Set problem:
Gather the lines that hold the string "港元触及弱方保证期间".

Records about charts and figures:
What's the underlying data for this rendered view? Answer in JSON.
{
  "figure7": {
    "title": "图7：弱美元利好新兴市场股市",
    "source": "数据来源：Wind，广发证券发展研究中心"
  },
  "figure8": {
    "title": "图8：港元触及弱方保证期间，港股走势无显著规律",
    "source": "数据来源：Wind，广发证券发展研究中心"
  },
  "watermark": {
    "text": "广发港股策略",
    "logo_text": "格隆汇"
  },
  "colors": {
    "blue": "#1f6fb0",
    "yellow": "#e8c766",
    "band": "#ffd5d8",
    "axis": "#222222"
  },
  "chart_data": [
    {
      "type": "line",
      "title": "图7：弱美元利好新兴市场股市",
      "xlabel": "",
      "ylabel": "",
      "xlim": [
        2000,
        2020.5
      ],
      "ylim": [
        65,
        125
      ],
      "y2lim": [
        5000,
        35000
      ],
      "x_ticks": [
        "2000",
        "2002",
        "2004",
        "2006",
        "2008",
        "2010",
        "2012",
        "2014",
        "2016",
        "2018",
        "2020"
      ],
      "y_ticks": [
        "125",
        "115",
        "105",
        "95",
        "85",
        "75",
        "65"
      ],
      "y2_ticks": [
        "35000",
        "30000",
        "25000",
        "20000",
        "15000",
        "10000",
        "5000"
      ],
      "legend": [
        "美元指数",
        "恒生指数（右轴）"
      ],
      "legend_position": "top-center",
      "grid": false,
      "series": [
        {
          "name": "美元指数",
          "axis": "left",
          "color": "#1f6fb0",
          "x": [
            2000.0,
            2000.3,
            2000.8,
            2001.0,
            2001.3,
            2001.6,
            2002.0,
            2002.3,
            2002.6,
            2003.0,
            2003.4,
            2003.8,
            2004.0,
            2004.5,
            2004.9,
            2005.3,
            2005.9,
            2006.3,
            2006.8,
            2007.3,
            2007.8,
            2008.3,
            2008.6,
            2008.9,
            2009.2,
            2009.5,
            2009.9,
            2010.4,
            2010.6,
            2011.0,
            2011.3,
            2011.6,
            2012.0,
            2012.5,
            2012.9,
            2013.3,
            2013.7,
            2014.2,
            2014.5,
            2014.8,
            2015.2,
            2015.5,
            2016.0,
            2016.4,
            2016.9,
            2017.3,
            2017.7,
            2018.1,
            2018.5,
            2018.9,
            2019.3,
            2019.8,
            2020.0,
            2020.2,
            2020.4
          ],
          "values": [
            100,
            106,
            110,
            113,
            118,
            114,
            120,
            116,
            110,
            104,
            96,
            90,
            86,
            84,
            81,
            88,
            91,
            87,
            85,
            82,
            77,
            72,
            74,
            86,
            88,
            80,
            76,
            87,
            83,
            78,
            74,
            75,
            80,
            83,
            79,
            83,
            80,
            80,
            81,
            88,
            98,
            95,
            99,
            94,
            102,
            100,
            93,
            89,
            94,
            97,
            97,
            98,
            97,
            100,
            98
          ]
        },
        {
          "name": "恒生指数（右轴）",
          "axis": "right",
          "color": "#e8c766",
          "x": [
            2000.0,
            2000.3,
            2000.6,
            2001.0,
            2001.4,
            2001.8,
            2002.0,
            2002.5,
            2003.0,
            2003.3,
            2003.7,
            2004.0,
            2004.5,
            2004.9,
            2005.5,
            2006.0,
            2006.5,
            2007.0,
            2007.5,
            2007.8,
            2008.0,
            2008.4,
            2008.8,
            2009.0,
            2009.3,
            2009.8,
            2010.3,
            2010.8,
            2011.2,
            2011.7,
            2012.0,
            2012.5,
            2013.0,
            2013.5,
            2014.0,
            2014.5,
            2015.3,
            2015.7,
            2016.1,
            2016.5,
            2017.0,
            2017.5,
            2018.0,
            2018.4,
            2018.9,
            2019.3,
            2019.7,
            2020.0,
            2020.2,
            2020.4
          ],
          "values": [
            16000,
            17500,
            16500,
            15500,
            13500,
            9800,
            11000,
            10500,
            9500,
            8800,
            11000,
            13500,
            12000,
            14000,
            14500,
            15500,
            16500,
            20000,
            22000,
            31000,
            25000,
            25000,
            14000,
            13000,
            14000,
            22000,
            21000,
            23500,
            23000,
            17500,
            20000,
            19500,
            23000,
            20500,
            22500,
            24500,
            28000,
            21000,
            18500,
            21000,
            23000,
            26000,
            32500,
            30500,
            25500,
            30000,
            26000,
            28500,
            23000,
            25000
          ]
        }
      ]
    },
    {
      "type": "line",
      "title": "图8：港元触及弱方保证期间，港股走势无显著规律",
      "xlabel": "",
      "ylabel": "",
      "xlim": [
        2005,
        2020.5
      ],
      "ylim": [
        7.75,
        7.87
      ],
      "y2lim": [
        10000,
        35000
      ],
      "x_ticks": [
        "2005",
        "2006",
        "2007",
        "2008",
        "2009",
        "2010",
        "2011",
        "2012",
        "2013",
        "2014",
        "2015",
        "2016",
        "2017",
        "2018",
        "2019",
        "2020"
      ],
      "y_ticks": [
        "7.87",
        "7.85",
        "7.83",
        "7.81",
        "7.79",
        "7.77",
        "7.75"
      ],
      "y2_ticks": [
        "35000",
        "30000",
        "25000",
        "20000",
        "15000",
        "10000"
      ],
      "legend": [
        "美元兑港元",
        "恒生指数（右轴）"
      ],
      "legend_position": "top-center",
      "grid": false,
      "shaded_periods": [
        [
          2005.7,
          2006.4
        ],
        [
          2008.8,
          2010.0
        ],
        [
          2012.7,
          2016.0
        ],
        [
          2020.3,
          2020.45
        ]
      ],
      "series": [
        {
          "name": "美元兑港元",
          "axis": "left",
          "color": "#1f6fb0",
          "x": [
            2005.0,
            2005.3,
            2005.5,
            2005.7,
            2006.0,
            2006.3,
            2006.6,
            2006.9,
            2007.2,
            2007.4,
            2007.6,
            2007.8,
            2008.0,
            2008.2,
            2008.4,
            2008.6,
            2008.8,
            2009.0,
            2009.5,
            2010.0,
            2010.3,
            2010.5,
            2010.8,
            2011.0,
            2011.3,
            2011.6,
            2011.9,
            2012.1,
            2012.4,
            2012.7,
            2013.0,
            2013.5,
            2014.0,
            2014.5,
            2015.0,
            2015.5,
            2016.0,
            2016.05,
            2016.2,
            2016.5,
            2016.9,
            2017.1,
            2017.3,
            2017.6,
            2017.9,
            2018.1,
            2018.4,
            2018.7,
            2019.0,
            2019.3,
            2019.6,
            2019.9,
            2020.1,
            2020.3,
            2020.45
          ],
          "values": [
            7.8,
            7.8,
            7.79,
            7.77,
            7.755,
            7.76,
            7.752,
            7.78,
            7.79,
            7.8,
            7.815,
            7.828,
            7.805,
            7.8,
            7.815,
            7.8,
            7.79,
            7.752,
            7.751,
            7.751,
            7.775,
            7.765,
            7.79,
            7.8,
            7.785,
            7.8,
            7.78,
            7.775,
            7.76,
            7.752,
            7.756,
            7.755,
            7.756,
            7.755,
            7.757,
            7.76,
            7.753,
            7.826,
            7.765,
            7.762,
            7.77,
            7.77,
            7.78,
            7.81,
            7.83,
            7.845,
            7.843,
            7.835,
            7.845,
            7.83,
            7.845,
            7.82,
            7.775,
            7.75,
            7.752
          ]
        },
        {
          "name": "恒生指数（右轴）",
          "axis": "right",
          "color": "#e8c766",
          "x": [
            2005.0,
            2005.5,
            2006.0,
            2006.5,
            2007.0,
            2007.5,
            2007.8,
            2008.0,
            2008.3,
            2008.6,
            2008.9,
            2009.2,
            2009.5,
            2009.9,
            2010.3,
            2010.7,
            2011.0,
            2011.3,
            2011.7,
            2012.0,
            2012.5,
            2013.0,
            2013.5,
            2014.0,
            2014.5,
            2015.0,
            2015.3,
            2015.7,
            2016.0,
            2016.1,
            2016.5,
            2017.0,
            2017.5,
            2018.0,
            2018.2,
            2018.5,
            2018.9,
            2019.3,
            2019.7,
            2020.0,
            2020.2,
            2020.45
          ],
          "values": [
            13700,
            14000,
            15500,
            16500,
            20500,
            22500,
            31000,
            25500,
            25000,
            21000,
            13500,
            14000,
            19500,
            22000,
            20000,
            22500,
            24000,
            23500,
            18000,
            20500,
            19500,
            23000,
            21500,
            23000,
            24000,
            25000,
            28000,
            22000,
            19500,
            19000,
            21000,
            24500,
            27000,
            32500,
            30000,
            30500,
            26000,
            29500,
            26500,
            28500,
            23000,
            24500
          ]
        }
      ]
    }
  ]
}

Result for this exercise:
    "title": "图8：港元触及弱方保证期间，港股走势无显著规律",
      "title": "图8：港元触及弱方保证期间，港股走势无显著规律",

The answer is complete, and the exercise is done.